--- START Dataset records ---

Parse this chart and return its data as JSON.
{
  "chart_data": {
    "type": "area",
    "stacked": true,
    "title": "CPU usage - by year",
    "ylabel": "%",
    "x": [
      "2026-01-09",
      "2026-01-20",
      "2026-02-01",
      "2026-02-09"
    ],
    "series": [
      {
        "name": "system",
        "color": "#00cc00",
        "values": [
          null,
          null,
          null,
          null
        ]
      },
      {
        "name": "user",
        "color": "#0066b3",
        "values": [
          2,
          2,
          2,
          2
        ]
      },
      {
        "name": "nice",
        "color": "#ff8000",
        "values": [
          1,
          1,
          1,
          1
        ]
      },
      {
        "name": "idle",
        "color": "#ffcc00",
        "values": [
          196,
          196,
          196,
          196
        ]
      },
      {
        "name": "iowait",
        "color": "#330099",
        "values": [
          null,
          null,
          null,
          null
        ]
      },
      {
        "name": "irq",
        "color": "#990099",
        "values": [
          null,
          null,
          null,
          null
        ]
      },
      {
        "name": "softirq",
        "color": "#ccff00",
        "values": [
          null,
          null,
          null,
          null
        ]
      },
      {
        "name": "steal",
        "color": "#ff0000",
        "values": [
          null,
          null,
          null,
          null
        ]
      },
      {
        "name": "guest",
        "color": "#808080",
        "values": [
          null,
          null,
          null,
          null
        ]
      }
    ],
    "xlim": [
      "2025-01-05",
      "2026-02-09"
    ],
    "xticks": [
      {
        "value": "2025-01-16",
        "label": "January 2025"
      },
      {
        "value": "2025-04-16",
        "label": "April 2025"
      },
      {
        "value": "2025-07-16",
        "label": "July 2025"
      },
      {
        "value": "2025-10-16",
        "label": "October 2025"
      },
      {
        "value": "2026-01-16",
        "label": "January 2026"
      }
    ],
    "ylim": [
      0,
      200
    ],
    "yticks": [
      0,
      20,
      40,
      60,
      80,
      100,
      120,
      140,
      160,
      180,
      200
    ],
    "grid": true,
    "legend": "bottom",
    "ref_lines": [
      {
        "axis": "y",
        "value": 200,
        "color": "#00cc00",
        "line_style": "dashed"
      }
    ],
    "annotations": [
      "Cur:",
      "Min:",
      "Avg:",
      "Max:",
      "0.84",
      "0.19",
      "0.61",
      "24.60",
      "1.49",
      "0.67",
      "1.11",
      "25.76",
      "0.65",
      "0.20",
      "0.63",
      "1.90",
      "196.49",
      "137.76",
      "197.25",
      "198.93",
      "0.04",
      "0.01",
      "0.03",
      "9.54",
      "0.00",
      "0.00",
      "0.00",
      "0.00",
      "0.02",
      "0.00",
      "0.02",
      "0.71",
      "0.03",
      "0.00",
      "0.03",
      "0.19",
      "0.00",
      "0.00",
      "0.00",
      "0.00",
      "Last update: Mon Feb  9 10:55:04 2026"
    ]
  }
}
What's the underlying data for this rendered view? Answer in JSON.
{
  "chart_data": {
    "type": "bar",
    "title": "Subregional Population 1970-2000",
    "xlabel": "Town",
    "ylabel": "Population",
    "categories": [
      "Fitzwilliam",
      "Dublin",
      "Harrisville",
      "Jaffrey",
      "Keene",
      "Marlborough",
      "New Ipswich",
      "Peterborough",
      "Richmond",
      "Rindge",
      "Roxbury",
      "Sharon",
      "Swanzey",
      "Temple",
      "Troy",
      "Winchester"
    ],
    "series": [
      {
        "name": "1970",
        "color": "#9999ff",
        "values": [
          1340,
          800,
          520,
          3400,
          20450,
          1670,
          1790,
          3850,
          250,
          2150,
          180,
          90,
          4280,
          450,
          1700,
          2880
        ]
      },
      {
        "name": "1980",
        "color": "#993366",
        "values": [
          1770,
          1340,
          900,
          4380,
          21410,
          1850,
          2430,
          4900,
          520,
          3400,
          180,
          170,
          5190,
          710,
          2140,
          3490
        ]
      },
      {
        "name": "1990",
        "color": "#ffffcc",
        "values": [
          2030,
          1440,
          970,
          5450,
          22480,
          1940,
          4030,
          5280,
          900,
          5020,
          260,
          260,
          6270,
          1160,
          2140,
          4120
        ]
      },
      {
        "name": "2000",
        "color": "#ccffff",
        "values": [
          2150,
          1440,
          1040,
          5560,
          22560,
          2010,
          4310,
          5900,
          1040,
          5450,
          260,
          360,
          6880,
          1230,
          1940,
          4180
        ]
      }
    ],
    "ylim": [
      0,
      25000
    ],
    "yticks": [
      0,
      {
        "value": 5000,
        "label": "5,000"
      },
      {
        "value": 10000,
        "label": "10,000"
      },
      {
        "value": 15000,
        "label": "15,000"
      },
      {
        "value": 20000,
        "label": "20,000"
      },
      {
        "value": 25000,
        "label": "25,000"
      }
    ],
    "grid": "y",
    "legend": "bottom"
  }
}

--- END Dataset records ---

> Stated problem:
In the records above, find each line with the word "this" and copy it.

> Task answer:
Parse this chart and return its data as JSON.
What's the underlying data for this rendered view? Answer in JSON.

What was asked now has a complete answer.